Collected data entries:
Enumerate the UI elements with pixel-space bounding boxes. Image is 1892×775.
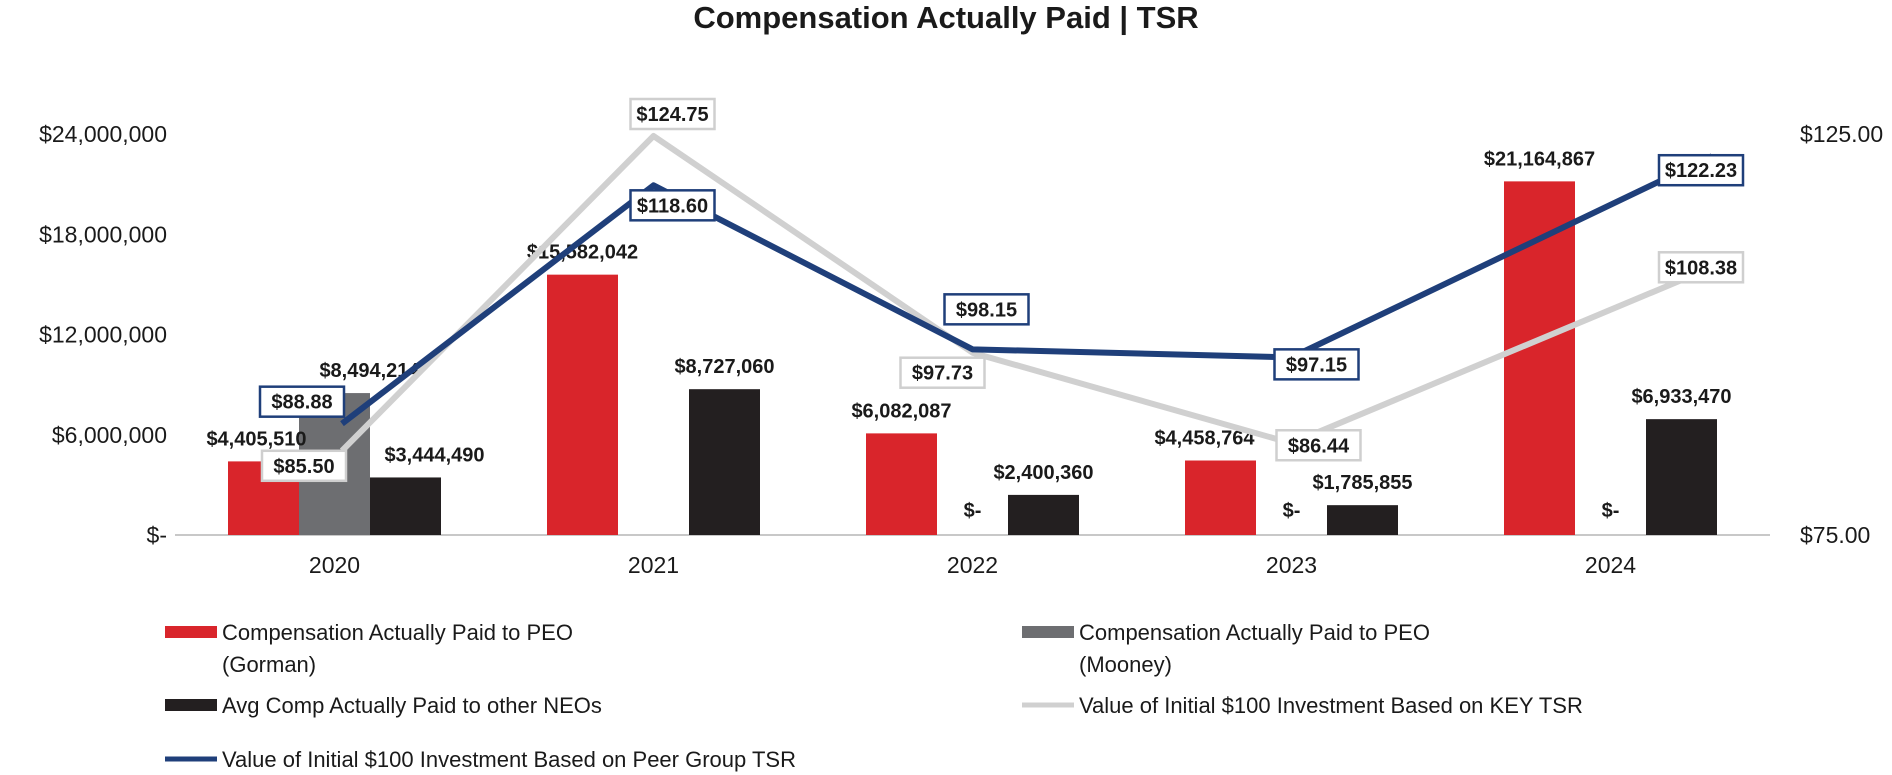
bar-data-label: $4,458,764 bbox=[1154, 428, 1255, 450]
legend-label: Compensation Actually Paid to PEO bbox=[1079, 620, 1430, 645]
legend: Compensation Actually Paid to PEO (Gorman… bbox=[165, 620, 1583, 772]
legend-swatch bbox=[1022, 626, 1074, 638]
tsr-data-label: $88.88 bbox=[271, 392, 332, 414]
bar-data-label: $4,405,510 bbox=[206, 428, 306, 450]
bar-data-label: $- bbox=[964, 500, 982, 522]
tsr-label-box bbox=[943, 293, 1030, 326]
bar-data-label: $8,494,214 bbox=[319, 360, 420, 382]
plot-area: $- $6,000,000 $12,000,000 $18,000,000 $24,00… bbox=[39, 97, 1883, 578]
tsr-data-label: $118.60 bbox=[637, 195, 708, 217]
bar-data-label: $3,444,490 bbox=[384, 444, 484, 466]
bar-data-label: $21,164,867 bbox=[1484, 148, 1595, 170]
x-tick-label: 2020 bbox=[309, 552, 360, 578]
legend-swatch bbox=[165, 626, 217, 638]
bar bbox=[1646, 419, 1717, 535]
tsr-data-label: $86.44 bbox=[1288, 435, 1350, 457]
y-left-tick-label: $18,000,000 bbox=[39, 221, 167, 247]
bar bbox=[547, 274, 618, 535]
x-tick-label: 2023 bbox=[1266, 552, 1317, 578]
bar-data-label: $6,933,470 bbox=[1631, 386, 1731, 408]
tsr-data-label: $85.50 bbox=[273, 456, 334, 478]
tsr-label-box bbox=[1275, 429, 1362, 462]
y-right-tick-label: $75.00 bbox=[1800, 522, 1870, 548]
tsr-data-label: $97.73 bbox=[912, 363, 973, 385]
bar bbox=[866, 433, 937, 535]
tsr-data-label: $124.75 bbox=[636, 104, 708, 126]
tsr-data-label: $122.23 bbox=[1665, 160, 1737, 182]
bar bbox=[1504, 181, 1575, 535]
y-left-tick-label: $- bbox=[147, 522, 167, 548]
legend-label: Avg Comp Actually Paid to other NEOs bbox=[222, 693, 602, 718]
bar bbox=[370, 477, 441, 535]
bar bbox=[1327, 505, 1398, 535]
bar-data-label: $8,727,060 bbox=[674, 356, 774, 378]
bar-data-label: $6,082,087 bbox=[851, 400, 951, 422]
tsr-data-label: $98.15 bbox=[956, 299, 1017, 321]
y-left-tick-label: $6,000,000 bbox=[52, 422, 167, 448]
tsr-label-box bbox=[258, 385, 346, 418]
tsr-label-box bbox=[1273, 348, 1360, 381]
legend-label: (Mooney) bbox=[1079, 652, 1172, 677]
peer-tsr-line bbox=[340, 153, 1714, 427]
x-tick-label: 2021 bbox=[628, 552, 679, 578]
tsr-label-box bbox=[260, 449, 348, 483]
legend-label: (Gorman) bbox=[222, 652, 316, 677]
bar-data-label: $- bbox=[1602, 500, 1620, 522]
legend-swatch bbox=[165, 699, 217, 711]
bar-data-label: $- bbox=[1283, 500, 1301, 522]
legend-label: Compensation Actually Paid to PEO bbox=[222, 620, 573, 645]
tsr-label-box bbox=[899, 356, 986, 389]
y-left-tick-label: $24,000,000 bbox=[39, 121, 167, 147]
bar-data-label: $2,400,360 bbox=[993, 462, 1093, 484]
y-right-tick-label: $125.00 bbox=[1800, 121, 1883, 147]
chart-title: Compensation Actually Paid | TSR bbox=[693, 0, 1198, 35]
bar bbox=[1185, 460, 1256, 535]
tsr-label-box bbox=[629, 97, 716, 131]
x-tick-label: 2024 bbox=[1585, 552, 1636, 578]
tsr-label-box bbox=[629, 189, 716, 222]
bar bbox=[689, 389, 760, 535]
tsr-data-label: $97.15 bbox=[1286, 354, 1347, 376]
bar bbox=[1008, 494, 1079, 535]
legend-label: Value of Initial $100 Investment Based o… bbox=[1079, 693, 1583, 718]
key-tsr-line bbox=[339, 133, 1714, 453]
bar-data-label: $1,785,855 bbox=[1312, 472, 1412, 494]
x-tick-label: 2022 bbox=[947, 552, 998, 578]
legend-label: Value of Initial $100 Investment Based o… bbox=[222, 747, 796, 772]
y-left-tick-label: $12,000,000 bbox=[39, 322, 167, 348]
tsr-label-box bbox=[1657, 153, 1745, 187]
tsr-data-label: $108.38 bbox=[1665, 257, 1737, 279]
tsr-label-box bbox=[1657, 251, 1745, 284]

==

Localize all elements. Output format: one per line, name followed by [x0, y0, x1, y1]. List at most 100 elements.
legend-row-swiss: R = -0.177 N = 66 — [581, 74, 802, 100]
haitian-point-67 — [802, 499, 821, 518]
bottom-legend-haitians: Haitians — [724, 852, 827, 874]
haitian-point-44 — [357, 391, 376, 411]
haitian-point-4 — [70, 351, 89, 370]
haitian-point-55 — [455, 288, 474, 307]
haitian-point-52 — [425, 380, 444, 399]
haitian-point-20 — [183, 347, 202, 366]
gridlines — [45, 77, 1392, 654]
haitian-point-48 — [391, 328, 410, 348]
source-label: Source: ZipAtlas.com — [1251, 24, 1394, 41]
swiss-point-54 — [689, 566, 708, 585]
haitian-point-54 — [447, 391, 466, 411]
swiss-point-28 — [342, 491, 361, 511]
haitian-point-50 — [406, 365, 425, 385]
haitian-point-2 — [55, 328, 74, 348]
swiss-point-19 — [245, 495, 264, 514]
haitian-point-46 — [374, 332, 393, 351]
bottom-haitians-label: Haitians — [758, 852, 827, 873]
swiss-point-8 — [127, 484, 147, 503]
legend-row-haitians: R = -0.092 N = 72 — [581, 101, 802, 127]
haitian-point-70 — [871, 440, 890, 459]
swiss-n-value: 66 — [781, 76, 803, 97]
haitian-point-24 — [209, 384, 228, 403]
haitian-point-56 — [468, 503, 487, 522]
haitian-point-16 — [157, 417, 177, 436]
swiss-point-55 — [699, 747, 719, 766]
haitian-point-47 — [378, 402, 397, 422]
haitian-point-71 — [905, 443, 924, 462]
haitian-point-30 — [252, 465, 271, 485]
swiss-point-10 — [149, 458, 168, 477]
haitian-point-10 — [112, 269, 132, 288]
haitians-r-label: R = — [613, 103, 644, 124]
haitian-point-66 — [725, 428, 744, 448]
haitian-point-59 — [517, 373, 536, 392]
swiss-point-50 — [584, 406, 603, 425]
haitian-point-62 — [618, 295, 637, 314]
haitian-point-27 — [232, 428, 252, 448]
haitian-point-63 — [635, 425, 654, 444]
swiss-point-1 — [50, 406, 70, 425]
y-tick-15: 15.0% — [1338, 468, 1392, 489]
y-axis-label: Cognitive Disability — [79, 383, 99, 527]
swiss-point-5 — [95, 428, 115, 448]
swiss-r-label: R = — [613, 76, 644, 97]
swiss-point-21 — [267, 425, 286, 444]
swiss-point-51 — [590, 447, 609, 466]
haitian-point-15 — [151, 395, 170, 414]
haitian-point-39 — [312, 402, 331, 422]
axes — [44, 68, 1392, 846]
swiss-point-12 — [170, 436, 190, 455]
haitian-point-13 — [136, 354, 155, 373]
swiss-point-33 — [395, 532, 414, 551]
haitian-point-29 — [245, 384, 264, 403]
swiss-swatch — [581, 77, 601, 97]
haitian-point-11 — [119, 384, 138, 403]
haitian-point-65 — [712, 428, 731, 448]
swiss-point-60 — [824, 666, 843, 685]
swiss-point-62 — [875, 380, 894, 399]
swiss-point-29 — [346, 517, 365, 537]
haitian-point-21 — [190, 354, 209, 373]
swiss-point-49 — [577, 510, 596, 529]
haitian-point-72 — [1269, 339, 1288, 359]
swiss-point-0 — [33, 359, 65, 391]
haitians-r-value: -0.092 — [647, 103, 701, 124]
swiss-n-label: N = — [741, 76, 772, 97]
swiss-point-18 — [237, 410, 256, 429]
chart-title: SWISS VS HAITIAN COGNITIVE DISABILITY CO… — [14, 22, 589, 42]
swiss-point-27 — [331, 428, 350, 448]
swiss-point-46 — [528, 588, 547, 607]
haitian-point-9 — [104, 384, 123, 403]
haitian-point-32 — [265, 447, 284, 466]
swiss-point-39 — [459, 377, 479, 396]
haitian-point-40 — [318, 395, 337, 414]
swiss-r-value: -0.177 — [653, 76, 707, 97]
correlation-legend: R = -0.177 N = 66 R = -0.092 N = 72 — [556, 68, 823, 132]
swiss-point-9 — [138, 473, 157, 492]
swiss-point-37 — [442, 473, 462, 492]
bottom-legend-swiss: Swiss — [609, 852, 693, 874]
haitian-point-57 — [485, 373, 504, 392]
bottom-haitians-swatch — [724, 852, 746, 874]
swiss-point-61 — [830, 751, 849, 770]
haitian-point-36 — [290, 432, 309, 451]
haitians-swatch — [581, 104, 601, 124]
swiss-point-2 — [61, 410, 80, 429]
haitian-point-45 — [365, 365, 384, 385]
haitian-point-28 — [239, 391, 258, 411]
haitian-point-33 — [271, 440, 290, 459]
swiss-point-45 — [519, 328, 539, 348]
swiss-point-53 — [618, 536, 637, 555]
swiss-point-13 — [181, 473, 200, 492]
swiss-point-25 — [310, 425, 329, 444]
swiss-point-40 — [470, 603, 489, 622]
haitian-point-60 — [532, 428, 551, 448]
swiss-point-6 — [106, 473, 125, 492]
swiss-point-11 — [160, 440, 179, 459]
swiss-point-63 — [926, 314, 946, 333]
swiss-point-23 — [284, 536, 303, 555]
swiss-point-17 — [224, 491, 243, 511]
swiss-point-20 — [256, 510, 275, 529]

#### [CHALLENGE]
Rewrite the lines from the line with "bar-data-label: $4,458,764 bbox=[1154, 428, 1255, 450]" up to and including the line with "bar bbox=[1646, 419, 1717, 535]" as a Markdown table with the columns Row and Line, giving each line a row number and skipping any blank lines.

#### [REPLY]
| Row | Line |
|---|---|
| 1 | bar-data-label: $4,458,764 bbox=[1154, 428, 1255, 450] |
| 2 | legend-label: Compensation Actually Paid to PEO bbox=[1079, 620, 1430, 645] |
| 3 | legend: Compensation Actually Paid to PEO (Gorman… bbox=[165, 620, 1583, 772] |
| 4 | legend-swatch bbox=[1022, 626, 1074, 638] |
| 5 | tsr-data-label: $88.88 bbox=[271, 392, 332, 414] |
| 6 | bar-data-label: $4,405,510 bbox=[206, 428, 306, 450] |
| 7 | bar-data-label: $- bbox=[964, 500, 982, 522] |
| 8 | tsr-label-box bbox=[943, 293, 1030, 326] |
| 9 | bar-data-label: $8,494,214 bbox=[319, 360, 420, 382] |
| 10 | plot-area: $- $6,000,000 $12,000,000 $18,000,000 $24,00… bbox=[39, 97, 1883, 578] |
| 11 | tsr-data-label: $118.60 bbox=[637, 195, 708, 217] |
| 12 | bar-data-label: $3,444,490 bbox=[384, 444, 484, 466] |
| 13 | bar-data-label: $21,164,867 bbox=[1484, 148, 1595, 170] |
| 14 | x-tick-label: 2020 bbox=[309, 552, 360, 578] |
| 15 | legend-swatch bbox=[165, 626, 217, 638] |
| 16 | bar bbox=[1646, 419, 1717, 535] |